WHAT YOU WILL DO => Scan the data below and pick out the lines containing the word "Treat".
──────────────────────────────
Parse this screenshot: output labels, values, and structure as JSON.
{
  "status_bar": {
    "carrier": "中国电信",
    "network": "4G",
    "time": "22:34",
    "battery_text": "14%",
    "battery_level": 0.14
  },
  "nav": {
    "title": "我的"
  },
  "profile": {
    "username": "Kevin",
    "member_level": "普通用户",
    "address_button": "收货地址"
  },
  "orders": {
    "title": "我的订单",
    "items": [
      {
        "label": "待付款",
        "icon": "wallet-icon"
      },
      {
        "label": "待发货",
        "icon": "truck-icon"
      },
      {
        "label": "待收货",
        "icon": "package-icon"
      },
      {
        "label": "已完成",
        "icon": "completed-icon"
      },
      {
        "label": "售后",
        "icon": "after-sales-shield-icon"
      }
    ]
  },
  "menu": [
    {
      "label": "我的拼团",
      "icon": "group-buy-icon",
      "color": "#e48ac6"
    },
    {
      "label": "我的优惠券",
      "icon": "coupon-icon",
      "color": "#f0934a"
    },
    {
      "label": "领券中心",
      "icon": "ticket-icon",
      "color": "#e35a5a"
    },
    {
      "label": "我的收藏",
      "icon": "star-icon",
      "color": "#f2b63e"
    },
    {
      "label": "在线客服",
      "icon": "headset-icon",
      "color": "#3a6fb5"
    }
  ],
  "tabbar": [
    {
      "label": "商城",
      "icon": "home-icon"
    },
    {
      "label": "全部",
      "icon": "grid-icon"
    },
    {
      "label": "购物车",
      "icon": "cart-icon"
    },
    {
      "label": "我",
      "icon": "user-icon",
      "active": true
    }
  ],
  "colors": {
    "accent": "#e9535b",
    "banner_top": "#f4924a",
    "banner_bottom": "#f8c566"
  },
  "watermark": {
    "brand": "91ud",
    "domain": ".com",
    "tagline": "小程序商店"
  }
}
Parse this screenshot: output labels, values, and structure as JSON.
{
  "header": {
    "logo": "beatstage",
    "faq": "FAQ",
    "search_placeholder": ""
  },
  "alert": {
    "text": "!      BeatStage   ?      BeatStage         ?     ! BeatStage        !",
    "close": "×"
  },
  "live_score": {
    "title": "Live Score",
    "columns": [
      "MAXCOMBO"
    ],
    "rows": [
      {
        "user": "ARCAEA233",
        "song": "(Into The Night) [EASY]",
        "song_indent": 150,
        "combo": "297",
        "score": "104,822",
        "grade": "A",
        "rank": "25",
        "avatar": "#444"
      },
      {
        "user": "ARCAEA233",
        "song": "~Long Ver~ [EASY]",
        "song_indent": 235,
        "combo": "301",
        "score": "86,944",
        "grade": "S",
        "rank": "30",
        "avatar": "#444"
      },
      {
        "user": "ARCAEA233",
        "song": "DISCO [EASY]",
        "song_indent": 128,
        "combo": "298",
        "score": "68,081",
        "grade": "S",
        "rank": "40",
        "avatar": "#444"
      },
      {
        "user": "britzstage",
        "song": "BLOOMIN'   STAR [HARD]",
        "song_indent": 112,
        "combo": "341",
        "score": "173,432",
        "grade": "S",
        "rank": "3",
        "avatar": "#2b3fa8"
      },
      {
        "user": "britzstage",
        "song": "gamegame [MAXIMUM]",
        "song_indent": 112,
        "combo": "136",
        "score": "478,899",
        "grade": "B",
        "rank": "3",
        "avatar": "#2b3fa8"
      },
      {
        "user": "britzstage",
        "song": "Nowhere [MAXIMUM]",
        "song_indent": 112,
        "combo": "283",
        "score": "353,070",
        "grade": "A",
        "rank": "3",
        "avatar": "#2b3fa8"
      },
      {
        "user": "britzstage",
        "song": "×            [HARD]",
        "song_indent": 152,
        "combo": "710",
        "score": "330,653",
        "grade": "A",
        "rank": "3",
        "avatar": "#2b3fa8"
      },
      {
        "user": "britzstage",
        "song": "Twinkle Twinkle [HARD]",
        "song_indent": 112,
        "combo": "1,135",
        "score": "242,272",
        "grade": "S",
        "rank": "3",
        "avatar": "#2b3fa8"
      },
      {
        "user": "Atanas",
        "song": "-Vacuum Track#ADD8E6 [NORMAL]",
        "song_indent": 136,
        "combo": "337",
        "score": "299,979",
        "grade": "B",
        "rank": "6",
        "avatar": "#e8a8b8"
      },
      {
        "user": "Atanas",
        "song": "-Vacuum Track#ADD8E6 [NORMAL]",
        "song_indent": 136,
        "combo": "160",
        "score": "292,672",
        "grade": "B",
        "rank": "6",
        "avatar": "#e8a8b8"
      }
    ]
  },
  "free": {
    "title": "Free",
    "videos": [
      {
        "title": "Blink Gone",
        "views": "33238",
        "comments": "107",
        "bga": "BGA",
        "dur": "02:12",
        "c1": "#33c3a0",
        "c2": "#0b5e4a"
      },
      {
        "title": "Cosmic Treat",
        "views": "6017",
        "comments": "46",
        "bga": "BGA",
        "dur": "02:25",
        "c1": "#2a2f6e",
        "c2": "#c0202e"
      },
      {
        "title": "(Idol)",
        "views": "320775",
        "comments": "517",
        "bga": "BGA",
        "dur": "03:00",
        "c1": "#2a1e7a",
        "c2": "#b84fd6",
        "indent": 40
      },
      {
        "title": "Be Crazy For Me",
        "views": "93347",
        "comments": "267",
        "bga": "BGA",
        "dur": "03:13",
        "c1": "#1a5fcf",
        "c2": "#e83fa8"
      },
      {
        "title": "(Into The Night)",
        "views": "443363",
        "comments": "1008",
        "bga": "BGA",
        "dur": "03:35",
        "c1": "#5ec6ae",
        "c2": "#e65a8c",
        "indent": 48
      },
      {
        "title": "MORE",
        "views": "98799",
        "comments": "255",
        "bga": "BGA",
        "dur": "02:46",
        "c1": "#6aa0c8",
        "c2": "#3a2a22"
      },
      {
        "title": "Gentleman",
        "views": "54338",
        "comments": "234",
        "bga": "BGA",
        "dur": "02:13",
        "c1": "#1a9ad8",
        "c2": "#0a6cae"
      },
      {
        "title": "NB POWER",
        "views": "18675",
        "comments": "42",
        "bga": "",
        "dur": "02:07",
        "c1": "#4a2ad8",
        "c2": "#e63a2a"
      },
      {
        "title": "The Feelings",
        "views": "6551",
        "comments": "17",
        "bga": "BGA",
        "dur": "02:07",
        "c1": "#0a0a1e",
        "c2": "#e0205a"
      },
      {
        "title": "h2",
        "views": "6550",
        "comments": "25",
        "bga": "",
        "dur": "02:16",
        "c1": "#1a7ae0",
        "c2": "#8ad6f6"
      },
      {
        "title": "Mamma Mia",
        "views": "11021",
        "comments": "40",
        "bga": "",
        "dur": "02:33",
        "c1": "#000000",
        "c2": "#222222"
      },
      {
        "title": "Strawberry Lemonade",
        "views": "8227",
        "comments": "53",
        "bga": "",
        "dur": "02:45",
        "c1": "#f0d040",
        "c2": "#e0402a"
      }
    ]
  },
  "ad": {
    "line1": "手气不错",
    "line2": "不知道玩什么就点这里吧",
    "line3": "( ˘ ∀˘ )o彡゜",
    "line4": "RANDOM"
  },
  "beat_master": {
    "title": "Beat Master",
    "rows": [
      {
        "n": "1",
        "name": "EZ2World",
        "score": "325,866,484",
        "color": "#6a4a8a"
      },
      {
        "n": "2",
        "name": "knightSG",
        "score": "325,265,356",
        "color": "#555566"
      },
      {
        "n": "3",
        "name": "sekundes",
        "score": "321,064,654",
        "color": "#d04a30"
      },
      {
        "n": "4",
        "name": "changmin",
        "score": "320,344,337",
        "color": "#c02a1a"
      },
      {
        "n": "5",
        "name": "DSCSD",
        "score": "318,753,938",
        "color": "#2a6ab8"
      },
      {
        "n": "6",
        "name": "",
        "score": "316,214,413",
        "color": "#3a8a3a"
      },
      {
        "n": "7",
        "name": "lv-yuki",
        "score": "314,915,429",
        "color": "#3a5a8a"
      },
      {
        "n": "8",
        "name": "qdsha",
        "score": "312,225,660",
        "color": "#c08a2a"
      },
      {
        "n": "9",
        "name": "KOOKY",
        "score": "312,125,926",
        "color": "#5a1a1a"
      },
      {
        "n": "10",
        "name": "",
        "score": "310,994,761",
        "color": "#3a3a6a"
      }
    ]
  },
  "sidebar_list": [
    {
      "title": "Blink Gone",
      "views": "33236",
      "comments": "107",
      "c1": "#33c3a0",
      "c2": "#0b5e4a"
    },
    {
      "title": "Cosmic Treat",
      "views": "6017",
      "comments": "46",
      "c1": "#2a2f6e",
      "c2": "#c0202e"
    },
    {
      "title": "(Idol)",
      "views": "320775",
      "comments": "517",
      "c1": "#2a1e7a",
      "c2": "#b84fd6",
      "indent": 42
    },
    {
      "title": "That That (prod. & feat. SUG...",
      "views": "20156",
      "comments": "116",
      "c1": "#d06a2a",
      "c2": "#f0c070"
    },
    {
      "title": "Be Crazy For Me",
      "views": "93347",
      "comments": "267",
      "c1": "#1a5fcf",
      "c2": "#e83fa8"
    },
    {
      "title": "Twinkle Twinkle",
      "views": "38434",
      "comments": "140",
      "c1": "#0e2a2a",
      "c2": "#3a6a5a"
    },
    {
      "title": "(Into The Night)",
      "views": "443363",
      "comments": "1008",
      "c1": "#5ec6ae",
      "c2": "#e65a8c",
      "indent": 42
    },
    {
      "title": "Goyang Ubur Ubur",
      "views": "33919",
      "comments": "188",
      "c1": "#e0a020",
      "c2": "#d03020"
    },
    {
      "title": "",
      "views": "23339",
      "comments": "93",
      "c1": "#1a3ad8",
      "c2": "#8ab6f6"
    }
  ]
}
──────────────────────────────
FINAL RESULT =>
        "title": "Cosmic Treat",
      "title": "Cosmic Treat",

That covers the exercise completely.